##### Dataset #####
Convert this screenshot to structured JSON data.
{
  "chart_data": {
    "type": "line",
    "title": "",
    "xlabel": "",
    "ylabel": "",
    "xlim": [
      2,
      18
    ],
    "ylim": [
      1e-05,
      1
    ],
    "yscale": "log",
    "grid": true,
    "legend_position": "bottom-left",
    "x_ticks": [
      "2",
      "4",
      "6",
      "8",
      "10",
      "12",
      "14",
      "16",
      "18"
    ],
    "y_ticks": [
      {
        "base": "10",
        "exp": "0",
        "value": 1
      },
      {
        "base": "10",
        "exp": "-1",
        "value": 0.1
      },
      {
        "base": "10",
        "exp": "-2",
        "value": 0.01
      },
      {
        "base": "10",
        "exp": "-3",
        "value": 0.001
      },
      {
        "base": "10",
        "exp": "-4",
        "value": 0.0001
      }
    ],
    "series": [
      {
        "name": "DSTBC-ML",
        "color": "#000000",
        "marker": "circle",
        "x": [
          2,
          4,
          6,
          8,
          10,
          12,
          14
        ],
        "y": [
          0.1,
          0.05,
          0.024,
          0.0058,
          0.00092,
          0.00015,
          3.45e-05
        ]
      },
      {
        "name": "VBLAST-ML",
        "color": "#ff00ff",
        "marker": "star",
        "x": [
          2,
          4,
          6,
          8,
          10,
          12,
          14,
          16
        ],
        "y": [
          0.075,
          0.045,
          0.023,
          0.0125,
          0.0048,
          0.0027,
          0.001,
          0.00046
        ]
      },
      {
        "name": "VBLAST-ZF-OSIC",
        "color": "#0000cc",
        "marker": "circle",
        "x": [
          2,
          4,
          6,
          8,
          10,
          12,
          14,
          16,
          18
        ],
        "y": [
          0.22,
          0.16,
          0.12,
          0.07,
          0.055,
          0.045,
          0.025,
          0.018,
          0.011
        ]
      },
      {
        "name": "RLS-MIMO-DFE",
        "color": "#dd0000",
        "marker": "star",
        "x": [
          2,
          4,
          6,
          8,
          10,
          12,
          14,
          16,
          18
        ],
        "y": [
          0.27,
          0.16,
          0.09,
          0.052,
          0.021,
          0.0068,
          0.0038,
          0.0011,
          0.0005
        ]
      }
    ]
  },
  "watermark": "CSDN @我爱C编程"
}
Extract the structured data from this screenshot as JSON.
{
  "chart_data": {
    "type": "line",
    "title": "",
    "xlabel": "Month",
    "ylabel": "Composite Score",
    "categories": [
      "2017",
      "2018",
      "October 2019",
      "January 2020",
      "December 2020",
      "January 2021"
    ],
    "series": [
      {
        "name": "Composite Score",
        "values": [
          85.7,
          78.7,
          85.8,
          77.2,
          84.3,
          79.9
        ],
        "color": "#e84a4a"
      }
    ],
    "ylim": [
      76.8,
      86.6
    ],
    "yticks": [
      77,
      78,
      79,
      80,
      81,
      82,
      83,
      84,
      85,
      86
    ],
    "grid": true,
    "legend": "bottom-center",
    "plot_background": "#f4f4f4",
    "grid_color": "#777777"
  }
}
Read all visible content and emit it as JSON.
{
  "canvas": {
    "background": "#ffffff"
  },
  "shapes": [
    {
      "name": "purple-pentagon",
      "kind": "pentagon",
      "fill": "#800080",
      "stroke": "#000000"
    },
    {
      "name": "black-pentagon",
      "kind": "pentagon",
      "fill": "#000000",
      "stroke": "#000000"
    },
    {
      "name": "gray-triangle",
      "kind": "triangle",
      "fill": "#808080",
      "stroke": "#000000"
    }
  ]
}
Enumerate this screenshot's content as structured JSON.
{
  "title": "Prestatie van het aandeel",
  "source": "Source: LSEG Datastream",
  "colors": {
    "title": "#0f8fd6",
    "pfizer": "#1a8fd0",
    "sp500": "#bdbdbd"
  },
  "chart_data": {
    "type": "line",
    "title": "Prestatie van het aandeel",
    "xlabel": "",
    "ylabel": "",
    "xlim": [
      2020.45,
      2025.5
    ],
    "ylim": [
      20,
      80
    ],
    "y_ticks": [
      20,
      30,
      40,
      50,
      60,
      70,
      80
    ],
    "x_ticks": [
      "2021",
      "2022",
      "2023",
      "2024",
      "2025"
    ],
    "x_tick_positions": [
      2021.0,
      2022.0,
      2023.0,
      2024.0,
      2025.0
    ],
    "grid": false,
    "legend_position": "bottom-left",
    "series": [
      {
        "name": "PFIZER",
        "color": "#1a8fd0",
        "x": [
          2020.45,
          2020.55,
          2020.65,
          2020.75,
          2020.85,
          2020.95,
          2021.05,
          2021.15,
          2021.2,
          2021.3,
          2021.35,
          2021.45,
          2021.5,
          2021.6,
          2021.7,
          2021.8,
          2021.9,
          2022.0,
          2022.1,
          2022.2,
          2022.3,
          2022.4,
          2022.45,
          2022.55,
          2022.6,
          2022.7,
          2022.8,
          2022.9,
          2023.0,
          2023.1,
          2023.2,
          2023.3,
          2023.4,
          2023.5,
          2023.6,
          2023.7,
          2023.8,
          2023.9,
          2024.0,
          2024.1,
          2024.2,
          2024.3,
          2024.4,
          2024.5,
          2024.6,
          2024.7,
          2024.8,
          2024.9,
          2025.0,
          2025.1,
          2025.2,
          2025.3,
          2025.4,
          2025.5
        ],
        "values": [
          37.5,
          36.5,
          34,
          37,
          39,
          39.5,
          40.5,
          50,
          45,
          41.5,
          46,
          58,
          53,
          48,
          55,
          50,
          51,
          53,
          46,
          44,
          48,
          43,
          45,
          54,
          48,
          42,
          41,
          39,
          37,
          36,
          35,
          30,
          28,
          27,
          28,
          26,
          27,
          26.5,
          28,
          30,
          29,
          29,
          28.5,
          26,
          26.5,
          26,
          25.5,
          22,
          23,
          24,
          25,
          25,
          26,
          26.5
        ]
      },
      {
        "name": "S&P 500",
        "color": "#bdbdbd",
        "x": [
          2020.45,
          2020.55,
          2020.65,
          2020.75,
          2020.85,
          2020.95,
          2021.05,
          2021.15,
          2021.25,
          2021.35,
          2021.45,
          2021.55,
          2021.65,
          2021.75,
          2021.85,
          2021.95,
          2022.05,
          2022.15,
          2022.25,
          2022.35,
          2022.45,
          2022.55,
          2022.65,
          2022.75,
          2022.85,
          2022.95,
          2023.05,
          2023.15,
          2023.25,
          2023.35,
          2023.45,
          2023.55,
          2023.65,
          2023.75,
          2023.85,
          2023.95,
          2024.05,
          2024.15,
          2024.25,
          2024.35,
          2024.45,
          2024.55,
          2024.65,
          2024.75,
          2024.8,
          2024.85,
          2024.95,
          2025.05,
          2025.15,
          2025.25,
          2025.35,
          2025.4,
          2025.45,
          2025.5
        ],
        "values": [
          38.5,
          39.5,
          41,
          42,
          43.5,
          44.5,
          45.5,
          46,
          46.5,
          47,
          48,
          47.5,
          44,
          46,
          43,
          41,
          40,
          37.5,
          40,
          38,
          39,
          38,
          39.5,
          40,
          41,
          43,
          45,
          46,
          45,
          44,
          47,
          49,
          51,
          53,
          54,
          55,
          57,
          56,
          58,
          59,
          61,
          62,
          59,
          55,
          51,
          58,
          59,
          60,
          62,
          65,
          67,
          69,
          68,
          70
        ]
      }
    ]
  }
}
#####
**Do this:**
Repeat each of the entries above precisely as given.

**The reply:**
Convert this screenshot to structured JSON data.
{
  "chart_data": {
    "type": "line",
    "title": "",
    "xlabel": "",
    "ylabel": "",
    "xlim": [
      2,
      18
    ],
    "ylim": [
      1e-05,
      1
    ],
    "yscale": "log",
    "grid": true,
    "legend_position": "bottom-left",
    "x_ticks": [
      "2",
      "4",
      "6",
      "8",
      "10",
      "12",
      "14",
      "16",
      "18"
    ],
    "y_ticks": [
      {
        "base": "10",
        "exp": "0",
        "value": 1
      },
      {
        "base": "10",
        "exp": "-1",
        "value": 0.1
      },
      {
        "base": "10",
        "exp": "-2",
        "value": 0.01
      },
      {
        "base": "10",
        "exp": "-3",
        "value": 0.001
      },
      {
        "base": "10",
        "exp": "-4",
        "value": 0.0001
      }
    ],
    "series": [
      {
        "name": "DSTBC-ML",
        "color": "#000000",
        "marker": "circle",
        "x": [
          2,
          4,
          6,
          8,
          10,
          12,
          14
        ],
        "y": [
          0.1,
          0.05,
          0.024,
          0.0058,
          0.00092,
          0.00015,
          3.45e-05
        ]
      },
      {
        "name": "VBLAST-ML",
        "color": "#ff00ff",
        "marker": "star",
        "x": [
          2,
          4,
          6,
          8,
          10,
          12,
          14,
          16
        ],
        "y": [
          0.075,
          0.045,
          0.023,
          0.0125,
          0.0048,
          0.0027,
          0.001,
          0.00046
        ]
      },
      {
        "name": "VBLAST-ZF-OSIC",
        "color": "#0000cc",
        "marker": "circle",
        "x": [
          2,
          4,
          6,
          8,
          10,
          12,
          14,
          16,
          18
        ],
        "y": [
          0.22,
          0.16,
          0.12,
          0.07,
          0.055,
          0.045,
          0.025,
          0.018,
          0.011
        ]
      },
      {
        "name": "RLS-MIMO-DFE",
        "color": "#dd0000",
        "marker": "star",
        "x": [
          2,
          4,
          6,
          8,
          10,
          12,
          14,
          16,
          18
        ],
        "y": [
          0.27,
          0.16,
          0.09,
          0.052,
          0.021,
          0.0068,
          0.0038,
          0.0011,
          0.0005
        ]
      }
    ]
  },
  "watermark": "CSDN @我爱C编程"
}
Extract the structured data from this screenshot as JSON.
{
  "chart_data": {
    "type": "line",
    "title": "",
    "xlabel": "Month",
    "ylabel": "Composite Score",
    "categories": [
      "2017",
      "2018",
      "October 2019",
      "January 2020",
      "December 2020",
      "January 2021"
    ],
    "series": [
      {
        "name": "Composite Score",
        "values": [
          85.7,
          78.7,
          85.8,
          77.2,
          84.3,
          79.9
        ],
        "color": "#e84a4a"
      }
    ],
    "ylim": [
      76.8,
      86.6
    ],
    "yticks": [
      77,
      78,
      79,
      80,
      81,
      82,
      83,
      84,
      85,
      86
    ],
    "grid": true,
    "legend": "bottom-center",
    "plot_background": "#f4f4f4",
    "grid_color": "#777777"
  }
}
Read all visible content and emit it as JSON.
{
  "canvas": {
    "background": "#ffffff"
  },
  "shapes": [
    {
      "name": "purple-pentagon",
      "kind": "pentagon",
      "fill": "#800080",
      "stroke": "#000000"
    },
    {
      "name": "black-pentagon",
      "kind": "pentagon",
      "fill": "#000000",
      "stroke": "#000000"
    },
    {
      "name": "gray-triangle",
      "kind": "triangle",
      "fill": "#808080",
      "stroke": "#000000"
    }
  ]
}
Enumerate this screenshot's content as structured JSON.
{
  "title": "Prestatie van het aandeel",
  "source": "Source: LSEG Datastream",
  "colors": {
    "title": "#0f8fd6",
    "pfizer": "#1a8fd0",
    "sp500": "#bdbdbd"
  },
  "chart_data": {
    "type": "line",
    "title": "Prestatie van het aandeel",
    "xlabel": "",
    "ylabel": "",
    "xlim": [
      2020.45,
      2025.5
    ],
    "ylim": [
      20,
      80
    ],
    "y_ticks": [
      20,
      30,
      40,
      50,
      60,
      70,
      80
    ],
    "x_ticks": [
      "2021",
      "2022",
      "2023",
      "2024",
      "2025"
    ],
    "x_tick_positions": [
      2021.0,
      2022.0,
      2023.0,
      2024.0,
      2025.0
    ],
    "grid": false,
    "legend_position": "bottom-left",
    "series": [
      {
        "name": "PFIZER",
        "color": "#1a8fd0",
        "x": [
          2020.45,
          2020.55,
          2020.65,
          2020.75,
          2020.85,
          2020.95,
          2021.05,
          2021.15,
          2021.2,
          2021.3,
          2021.35,
          2021.45,
          2021.5,
          2021.6,
          2021.7,
          2021.8,
          2021.9,
          2022.0,
          2022.1,
          2022.2,
          2022.3,
          2022.4,
          2022.45,
          2022.55,
          2022.6,
          2022.7,
          2022.8,
          2022.9,
          2023.0,
          2023.1,
          2023.2,
          2023.3,
          2023.4,
          2023.5,
          2023.6,
          2023.7,
          2023.8,
          2023.9,
          2024.0,
          2024.1,
          2024.2,
          2024.3,
          2024.4,
          2024.5,
          2024.6,
          2024.7,
          2024.8,
          2024.9,
          2025.0,
          2025.1,
          2025.2,
          2025.3,
          2025.4,
          2025.5
        ],
        "values": [
          37.5,
          36.5,
          34,
          37,
          39,
          39.5,
          40.5,
          50,
          45,
          41.5,
          46,
          58,
          53,
          48,
          55,
          50,
          51,
          53,
          46,
          44,
          48,
          43,
          45,
          54,
          48,
          42,
          41,
          39,
          37,
          36,
          35,
          30,
          28,
          27,
          28,
          26,
          27,
          26.5,
          28,
          30,
          29,
          29,
          28.5,
          26,
          26.5,
          26,
          25.5,
          22,
          23,
          24,
          25,
          25,
          26,
          26.5
        ]
      },
      {
        "name": "S&P 500",
        "color": "#bdbdbd",
        "x": [
          2020.45,
          2020.55,
          2020.65,
          2020.75,
          2020.85,
          2020.95,
          2021.05,
          2021.15,
          2021.25,
          2021.35,
          2021.45,
          2021.55,
          2021.65,
          2021.75,
          2021.85,
          2021.95,
          2022.05,
          2022.15,
          2022.25,
          2022.35,
          2022.45,
          2022.55,
          2022.65,
          2022.75,
          2022.85,
          2022.95,
          2023.05,
          2023.15,
          2023.25,
          2023.35,
          2023.45,
          2023.55,
          2023.65,
          2023.75,
          2023.85,
          2023.95,
          2024.05,
          2024.15,
          2024.25,
          2024.35,
          2024.45,
          2024.55,
          2024.65,
          2024.75,
          2024.8,
          2024.85,
          2024.95,
          2025.05,
          2025.15,
          2025.25,
          2025.35,
          2025.4,
          2025.45,
          2025.5
        ],
        "values": [
          38.5,
          39.5,
          41,
          42,
          43.5,
          44.5,
          45.5,
          46,
          46.5,
          47,
          48,
          47.5,
          44,
          46,
          43,
          41,
          40,
          37.5,
          40,
          38,
          39,
          38,
          39.5,
          40,
          41,
          43,
          45,
          46,
          45,
          44,
          47,
          49,
          51,
          53,
          54,
          55,
          57,
          56,
          58,
          59,
          61,
          62,
          59,
          55,
          51,
          58,
          59,
          60,
          62,
          65,
          67,
          69,
          68,
          70
        ]
      }
    ]
  }
}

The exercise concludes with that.